** BEGIN **

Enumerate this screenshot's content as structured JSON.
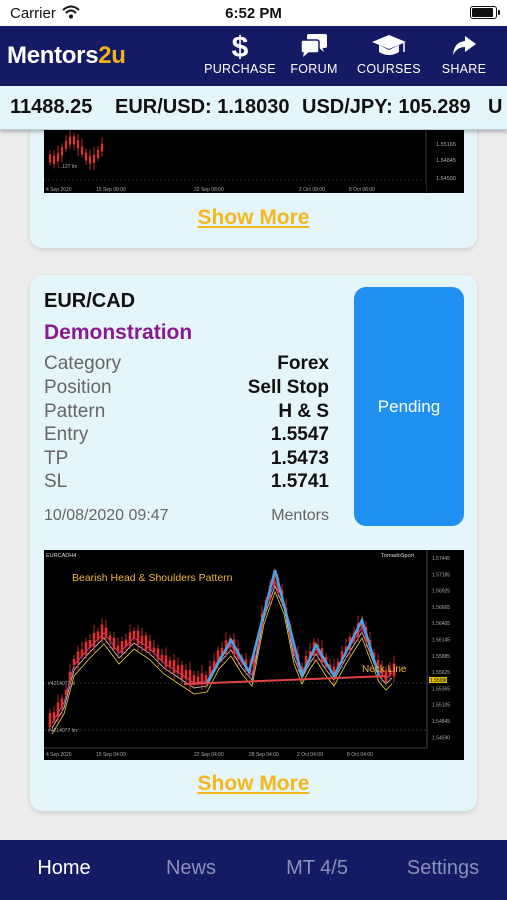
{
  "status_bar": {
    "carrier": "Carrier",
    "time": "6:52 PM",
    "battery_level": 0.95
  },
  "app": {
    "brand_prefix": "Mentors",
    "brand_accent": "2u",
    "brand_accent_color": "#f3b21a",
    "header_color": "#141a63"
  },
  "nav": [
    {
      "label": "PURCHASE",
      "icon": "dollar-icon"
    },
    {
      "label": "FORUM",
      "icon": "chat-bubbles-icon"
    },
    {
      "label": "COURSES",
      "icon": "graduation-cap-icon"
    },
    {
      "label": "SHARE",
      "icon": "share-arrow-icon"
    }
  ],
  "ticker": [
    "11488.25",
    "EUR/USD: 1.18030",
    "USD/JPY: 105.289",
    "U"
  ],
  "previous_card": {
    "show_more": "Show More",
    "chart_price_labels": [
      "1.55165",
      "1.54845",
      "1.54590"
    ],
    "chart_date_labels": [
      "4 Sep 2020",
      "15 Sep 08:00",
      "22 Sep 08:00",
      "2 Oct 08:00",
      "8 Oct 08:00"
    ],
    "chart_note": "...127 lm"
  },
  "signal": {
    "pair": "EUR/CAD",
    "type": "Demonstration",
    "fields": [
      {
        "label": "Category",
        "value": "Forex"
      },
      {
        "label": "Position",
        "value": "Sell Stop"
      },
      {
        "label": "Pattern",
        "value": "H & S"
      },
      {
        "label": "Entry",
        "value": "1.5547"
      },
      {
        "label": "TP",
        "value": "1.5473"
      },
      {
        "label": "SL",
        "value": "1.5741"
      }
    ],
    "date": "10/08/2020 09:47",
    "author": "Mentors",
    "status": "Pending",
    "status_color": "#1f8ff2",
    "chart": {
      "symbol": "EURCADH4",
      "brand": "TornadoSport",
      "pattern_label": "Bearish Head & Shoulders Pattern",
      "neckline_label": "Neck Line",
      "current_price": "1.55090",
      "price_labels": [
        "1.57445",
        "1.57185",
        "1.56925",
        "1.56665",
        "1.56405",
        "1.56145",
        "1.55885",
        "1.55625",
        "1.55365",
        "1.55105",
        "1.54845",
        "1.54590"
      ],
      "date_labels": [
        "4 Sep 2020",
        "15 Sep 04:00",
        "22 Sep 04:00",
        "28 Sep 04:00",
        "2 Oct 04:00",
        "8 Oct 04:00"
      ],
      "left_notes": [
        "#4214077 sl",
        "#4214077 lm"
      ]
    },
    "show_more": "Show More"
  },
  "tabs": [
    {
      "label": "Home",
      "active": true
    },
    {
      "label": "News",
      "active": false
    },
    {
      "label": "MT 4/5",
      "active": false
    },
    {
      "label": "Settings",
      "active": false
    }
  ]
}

** END **

Pick out every line of the listing containing the word "value", and show those lines.

        "value": "Forex"
        "value": "Sell Stop"
        "value": "H & S"
        "value": "1.5547"
        "value": "1.5473"
        "value": "1.5741"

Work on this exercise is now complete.